Aim: Filter for the word "title" and keep each matching line.
— start Input material —
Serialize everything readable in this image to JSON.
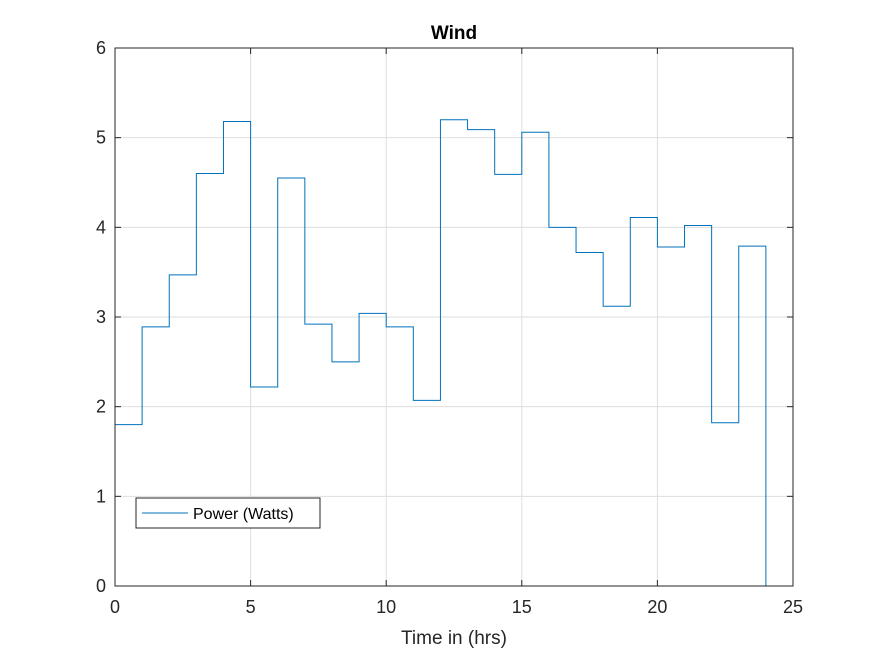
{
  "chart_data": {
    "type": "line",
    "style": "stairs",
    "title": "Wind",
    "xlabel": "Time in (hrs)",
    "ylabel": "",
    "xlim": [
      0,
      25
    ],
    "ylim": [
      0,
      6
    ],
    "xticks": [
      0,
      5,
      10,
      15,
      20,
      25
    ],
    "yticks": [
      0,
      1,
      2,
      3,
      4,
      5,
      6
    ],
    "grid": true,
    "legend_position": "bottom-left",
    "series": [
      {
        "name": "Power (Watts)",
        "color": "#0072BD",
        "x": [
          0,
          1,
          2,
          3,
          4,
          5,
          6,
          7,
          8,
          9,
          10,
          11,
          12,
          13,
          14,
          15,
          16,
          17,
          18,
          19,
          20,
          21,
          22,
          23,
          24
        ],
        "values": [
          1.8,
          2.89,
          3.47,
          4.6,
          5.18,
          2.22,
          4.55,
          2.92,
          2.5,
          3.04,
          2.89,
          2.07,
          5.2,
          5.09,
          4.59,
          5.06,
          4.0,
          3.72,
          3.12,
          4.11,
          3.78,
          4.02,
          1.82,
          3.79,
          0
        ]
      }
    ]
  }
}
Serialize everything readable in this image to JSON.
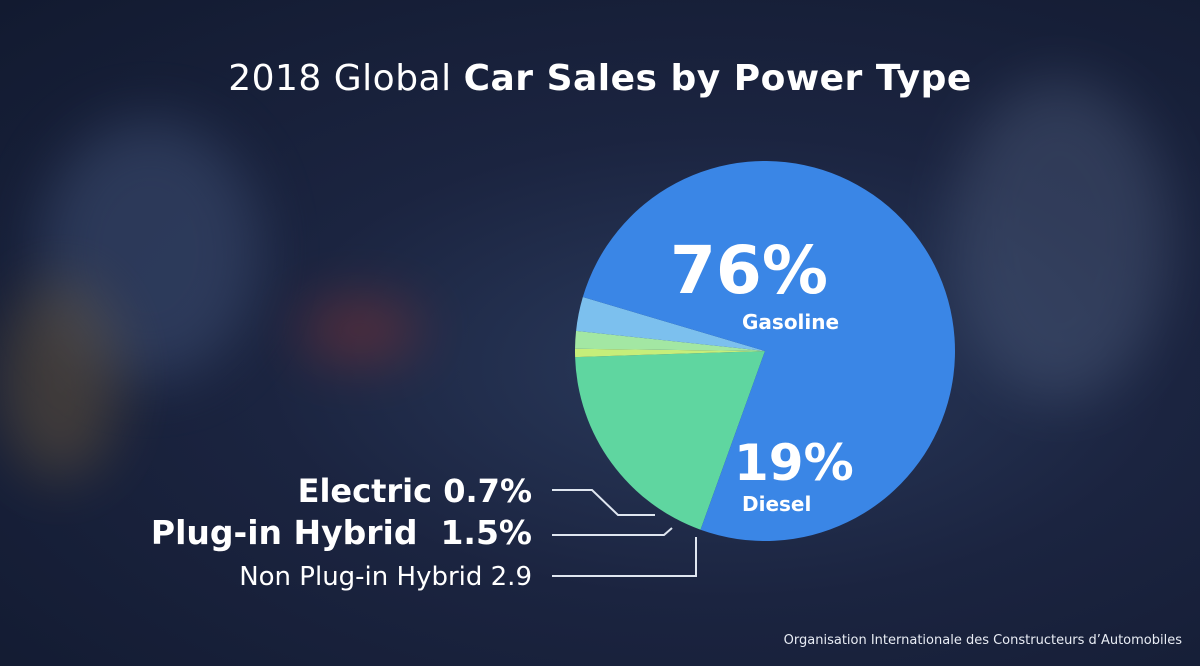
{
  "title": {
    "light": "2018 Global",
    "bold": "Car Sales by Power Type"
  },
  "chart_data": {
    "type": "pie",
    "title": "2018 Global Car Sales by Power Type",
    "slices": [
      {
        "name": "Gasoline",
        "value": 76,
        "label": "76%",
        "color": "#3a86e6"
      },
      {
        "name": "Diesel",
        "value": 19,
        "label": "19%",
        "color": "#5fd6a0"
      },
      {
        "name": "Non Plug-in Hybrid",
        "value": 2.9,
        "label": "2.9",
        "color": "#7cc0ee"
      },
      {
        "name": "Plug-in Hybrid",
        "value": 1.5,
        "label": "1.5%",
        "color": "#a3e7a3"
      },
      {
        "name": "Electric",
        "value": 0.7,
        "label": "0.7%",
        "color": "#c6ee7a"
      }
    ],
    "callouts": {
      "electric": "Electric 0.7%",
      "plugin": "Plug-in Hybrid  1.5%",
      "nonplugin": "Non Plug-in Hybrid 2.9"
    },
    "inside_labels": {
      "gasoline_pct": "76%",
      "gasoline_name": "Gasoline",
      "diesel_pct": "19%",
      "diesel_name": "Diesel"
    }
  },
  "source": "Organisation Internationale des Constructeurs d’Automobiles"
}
— end Input material —
Expected answer:
    "title": "Wind",
  "title": {
    "title": "2018 Global Car Sales by Power Type",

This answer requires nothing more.